Records from a collection

— Start —

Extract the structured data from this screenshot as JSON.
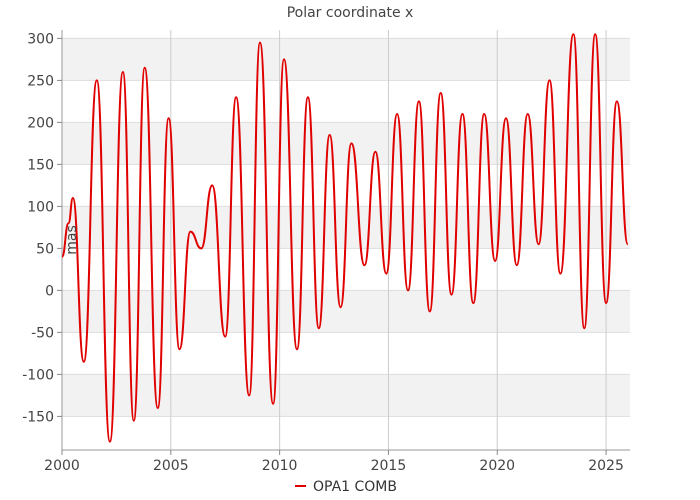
{
  "chart_data": {
    "type": "line",
    "title": "Polar coordinate x",
    "ylabel": "mas",
    "xlabel": "",
    "xlim": [
      2000.0,
      2026.1
    ],
    "ylim": [
      -190,
      310
    ],
    "x_ticks": [
      2000,
      2005,
      2010,
      2015,
      2020,
      2025
    ],
    "y_ticks": [
      -150,
      -100,
      -50,
      0,
      50,
      100,
      150,
      200,
      250,
      300
    ],
    "grid": true,
    "banded_background": true,
    "legend_position": "bottom-center",
    "series": [
      {
        "name": "OPA1 COMB",
        "color": "#e00000",
        "x": [
          2000.0,
          2000.3,
          2000.5,
          2001.0,
          2001.6,
          2002.2,
          2002.8,
          2003.3,
          2003.8,
          2004.4,
          2004.9,
          2005.4,
          2005.9,
          2006.4,
          2006.9,
          2007.5,
          2008.0,
          2008.6,
          2009.1,
          2009.7,
          2010.2,
          2010.8,
          2011.3,
          2011.8,
          2012.3,
          2012.8,
          2013.3,
          2013.9,
          2014.4,
          2014.9,
          2015.4,
          2015.9,
          2016.4,
          2016.9,
          2017.4,
          2017.9,
          2018.4,
          2018.9,
          2019.4,
          2019.9,
          2020.4,
          2020.9,
          2021.4,
          2021.9,
          2022.4,
          2022.9,
          2023.5,
          2024.0,
          2024.5,
          2025.0,
          2025.5,
          2026.0
        ],
        "y": [
          40,
          80,
          110,
          -85,
          250,
          -180,
          260,
          -155,
          265,
          -140,
          205,
          -70,
          70,
          50,
          125,
          -55,
          230,
          -125,
          295,
          -135,
          275,
          -70,
          230,
          -45,
          185,
          -20,
          175,
          30,
          165,
          20,
          210,
          0,
          225,
          -25,
          235,
          -5,
          210,
          -15,
          210,
          35,
          205,
          30,
          210,
          55,
          250,
          20,
          305,
          -45,
          305,
          -15,
          225,
          55
        ]
      }
    ]
  }
}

— End —

■ Exercise ■
Print every entry above again without changing a word, and omit the pictures.

■ Problem solution ■
Extract the structured data from this screenshot as JSON.
{
  "chart_data": {
    "type": "line",
    "title": "Polar coordinate x",
    "ylabel": "mas",
    "xlabel": "",
    "xlim": [
      2000.0,
      2026.1
    ],
    "ylim": [
      -190,
      310
    ],
    "x_ticks": [
      2000,
      2005,
      2010,
      2015,
      2020,
      2025
    ],
    "y_ticks": [
      -150,
      -100,
      -50,
      0,
      50,
      100,
      150,
      200,
      250,
      300
    ],
    "grid": true,
    "banded_background": true,
    "legend_position": "bottom-center",
    "series": [
      {
        "name": "OPA1 COMB",
        "color": "#e00000",
        "x": [
          2000.0,
          2000.3,
          2000.5,
          2001.0,
          2001.6,
          2002.2,
          2002.8,
          2003.3,
          2003.8,
          2004.4,
          2004.9,
          2005.4,
          2005.9,
          2006.4,
          2006.9,
          2007.5,
          2008.0,
          2008.6,
          2009.1,
          2009.7,
          2010.2,
          2010.8,
          2011.3,
          2011.8,
          2012.3,
          2012.8,
          2013.3,
          2013.9,
          2014.4,
          2014.9,
          2015.4,
          2015.9,
          2016.4,
          2016.9,
          2017.4,
          2017.9,
          2018.4,
          2018.9,
          2019.4,
          2019.9,
          2020.4,
          2020.9,
          2021.4,
          2021.9,
          2022.4,
          2022.9,
          2023.5,
          2024.0,
          2024.5,
          2025.0,
          2025.5,
          2026.0
        ],
        "y": [
          40,
          80,
          110,
          -85,
          250,
          -180,
          260,
          -155,
          265,
          -140,
          205,
          -70,
          70,
          50,
          125,
          -55,
          230,
          -125,
          295,
          -135,
          275,
          -70,
          230,
          -45,
          185,
          -20,
          175,
          30,
          165,
          20,
          210,
          0,
          225,
          -25,
          235,
          -5,
          210,
          -15,
          210,
          35,
          205,
          30,
          210,
          55,
          250,
          20,
          305,
          -45,
          305,
          -15,
          225,
          55
        ]
      }
    ]
  }
}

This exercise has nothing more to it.